● OBJECTIVE: Write every record out again exactly as given.

Data excerpts
□ □ □ □

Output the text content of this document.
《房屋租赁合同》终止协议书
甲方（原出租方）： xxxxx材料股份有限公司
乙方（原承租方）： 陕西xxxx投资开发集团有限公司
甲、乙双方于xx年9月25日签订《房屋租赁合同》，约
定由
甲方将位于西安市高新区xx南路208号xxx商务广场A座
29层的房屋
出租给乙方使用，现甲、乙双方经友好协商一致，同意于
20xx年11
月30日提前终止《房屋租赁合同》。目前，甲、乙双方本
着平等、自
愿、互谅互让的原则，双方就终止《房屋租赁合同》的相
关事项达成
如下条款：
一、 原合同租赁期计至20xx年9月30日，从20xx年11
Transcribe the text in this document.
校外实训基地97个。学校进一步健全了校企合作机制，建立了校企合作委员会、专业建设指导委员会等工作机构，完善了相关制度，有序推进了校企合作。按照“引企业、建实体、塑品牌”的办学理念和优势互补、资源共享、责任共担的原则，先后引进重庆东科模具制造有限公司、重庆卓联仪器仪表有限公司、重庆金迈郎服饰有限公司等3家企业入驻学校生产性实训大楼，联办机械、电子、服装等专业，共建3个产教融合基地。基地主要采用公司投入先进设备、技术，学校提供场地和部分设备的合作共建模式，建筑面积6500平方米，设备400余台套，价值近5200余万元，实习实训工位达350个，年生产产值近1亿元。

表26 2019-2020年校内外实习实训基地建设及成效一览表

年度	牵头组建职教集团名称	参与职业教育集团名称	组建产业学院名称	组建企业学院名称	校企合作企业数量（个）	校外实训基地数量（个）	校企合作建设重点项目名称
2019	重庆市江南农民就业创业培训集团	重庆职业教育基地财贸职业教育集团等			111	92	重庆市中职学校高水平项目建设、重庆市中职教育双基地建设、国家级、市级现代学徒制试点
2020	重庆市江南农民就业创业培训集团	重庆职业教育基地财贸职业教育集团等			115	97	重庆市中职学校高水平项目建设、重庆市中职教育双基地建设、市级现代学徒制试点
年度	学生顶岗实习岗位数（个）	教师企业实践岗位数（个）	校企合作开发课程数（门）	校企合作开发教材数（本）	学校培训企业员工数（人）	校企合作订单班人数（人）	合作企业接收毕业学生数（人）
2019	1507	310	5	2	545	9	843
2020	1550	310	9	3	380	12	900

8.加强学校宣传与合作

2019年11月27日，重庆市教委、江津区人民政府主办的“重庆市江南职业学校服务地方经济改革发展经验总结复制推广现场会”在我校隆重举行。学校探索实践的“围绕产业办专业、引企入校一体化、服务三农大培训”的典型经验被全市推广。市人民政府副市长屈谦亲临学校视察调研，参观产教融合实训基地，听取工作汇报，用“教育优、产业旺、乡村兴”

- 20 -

□ □ □ □

● COMPLETE OUTPUT:
Output the text content of this document.
《房屋租赁合同》终止协议书
甲方（原出租方）： xxxxx材料股份有限公司
乙方（原承租方）： 陕西xxxx投资开发集团有限公司
甲、乙双方于xx年9月25日签订《房屋租赁合同》，约
定由
甲方将位于西安市高新区xx南路208号xxx商务广场A座
29层的房屋
出租给乙方使用，现甲、乙双方经友好协商一致，同意于
20xx年11
月30日提前终止《房屋租赁合同》。目前，甲、乙双方本
着平等、自
愿、互谅互让的原则，双方就终止《房屋租赁合同》的相
关事项达成
如下条款：
一、 原合同租赁期计至20xx年9月30日，从20xx年11
Transcribe the text in this document.
校外实训基地97个。学校进一步健全了校企合作机制，建立了校企合作委员会、专业建设指导委员会等工作机构，完善了相关制度，有序推进了校企合作。按照“引企业、建实体、塑品牌”的办学理念和优势互补、资源共享、责任共担的原则，先后引进重庆东科模具制造有限公司、重庆卓联仪器仪表有限公司、重庆金迈郎服饰有限公司等3家企业入驻学校生产性实训大楼，联办机械、电子、服装等专业，共建3个产教融合基地。基地主要采用公司投入先进设备、技术，学校提供场地和部分设备的合作共建模式，建筑面积6500平方米，设备400余台套，价值近5200余万元，实习实训工位达350个，年生产产值近1亿元。

表26 2019-2020年校内外实习实训基地建设及成效一览表

年度	牵头组建职教集团名称	参与职业教育集团名称	组建产业学院名称	组建企业学院名称	校企合作企业数量（个）	校外实训基地数量（个）	校企合作建设重点项目名称
2019	重庆市江南农民就业创业培训集团	重庆职业教育基地财贸职业教育集团等			111	92	重庆市中职学校高水平项目建设、重庆市中职教育双基地建设、国家级、市级现代学徒制试点
2020	重庆市江南农民就业创业培训集团	重庆职业教育基地财贸职业教育集团等			115	97	重庆市中职学校高水平项目建设、重庆市中职教育双基地建设、市级现代学徒制试点
年度	学生顶岗实习岗位数（个）	教师企业实践岗位数（个）	校企合作开发课程数（门）	校企合作开发教材数（本）	学校培训企业员工数（人）	校企合作订单班人数（人）	合作企业接收毕业学生数（人）
2019	1507	310	5	2	545	9	843
2020	1550	310	9	3	380	12	900

8.加强学校宣传与合作

2019年11月27日，重庆市教委、江津区人民政府主办的“重庆市江南职业学校服务地方经济改革发展经验总结复制推广现场会”在我校隆重举行。学校探索实践的“围绕产业办专业、引企入校一体化、服务三农大培训”的典型经验被全市推广。市人民政府副市长屈谦亲临学校视察调研，参观产教融合实训基地，听取工作汇报，用“教育优、产业旺、乡村兴”

- 20 -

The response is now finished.